> Exercise
Could you write out every record below exactly, leaving out any pictures?

> Data section
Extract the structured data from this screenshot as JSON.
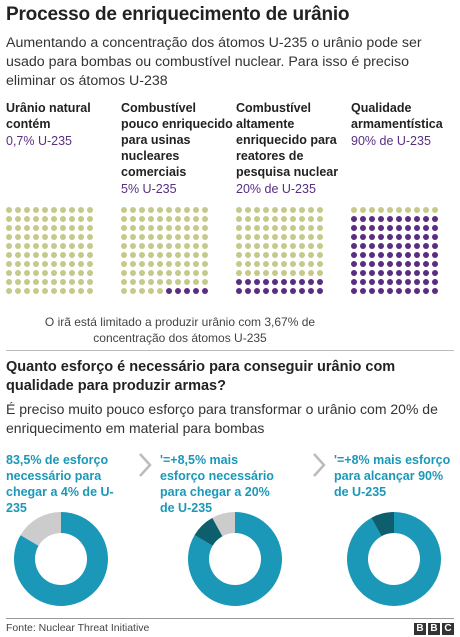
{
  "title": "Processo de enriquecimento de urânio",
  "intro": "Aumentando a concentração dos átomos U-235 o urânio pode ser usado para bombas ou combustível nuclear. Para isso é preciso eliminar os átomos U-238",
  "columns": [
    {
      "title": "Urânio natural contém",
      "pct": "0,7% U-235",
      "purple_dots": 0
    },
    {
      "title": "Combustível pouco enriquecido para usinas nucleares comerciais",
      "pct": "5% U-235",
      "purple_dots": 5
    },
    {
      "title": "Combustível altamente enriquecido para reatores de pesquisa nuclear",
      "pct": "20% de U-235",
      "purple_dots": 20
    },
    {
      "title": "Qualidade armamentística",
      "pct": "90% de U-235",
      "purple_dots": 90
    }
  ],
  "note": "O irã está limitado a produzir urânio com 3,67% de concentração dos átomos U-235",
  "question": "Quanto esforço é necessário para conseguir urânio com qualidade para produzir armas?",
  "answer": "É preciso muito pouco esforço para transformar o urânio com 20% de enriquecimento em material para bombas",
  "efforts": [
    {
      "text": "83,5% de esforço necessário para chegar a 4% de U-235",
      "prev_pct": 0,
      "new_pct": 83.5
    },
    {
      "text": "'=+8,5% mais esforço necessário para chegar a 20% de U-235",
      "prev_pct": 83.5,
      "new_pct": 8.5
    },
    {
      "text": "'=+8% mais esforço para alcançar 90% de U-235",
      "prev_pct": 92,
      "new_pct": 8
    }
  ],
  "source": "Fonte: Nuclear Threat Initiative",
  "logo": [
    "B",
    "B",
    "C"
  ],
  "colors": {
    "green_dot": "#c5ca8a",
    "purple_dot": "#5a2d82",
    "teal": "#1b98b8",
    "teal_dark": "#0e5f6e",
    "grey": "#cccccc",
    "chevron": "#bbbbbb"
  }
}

> In response
Extract the structured data from this screenshot as JSON.
{
  "title": "Processo de enriquecimento de urânio",
  "intro": "Aumentando a concentração dos átomos U-235 o urânio pode ser usado para bombas ou combustível nuclear. Para isso é preciso eliminar os átomos U-238",
  "columns": [
    {
      "title": "Urânio natural contém",
      "pct": "0,7% U-235",
      "purple_dots": 0
    },
    {
      "title": "Combustível pouco enriquecido para usinas nucleares comerciais",
      "pct": "5% U-235",
      "purple_dots": 5
    },
    {
      "title": "Combustível altamente enriquecido para reatores de pesquisa nuclear",
      "pct": "20% de U-235",
      "purple_dots": 20
    },
    {
      "title": "Qualidade armamentística",
      "pct": "90% de U-235",
      "purple_dots": 90
    }
  ],
  "note": "O irã está limitado a produzir urânio com 3,67% de concentração dos átomos U-235",
  "question": "Quanto esforço é necessário para conseguir urânio com qualidade para produzir armas?",
  "answer": "É preciso muito pouco esforço para transformar o urânio com 20% de enriquecimento em material para bombas",
  "efforts": [
    {
      "text": "83,5% de esforço necessário para chegar a 4% de U-235",
      "prev_pct": 0,
      "new_pct": 83.5
    },
    {
      "text": "'=+8,5% mais esforço necessário para chegar a 20% de U-235",
      "prev_pct": 83.5,
      "new_pct": 8.5
    },
    {
      "text": "'=+8% mais esforço para alcançar 90% de U-235",
      "prev_pct": 92,
      "new_pct": 8
    }
  ],
  "source": "Fonte: Nuclear Threat Initiative",
  "logo": [
    "B",
    "B",
    "C"
  ],
  "colors": {
    "green_dot": "#c5ca8a",
    "purple_dot": "#5a2d82",
    "teal": "#1b98b8",
    "teal_dark": "#0e5f6e",
    "grey": "#cccccc",
    "chevron": "#bbbbbb"
  }
}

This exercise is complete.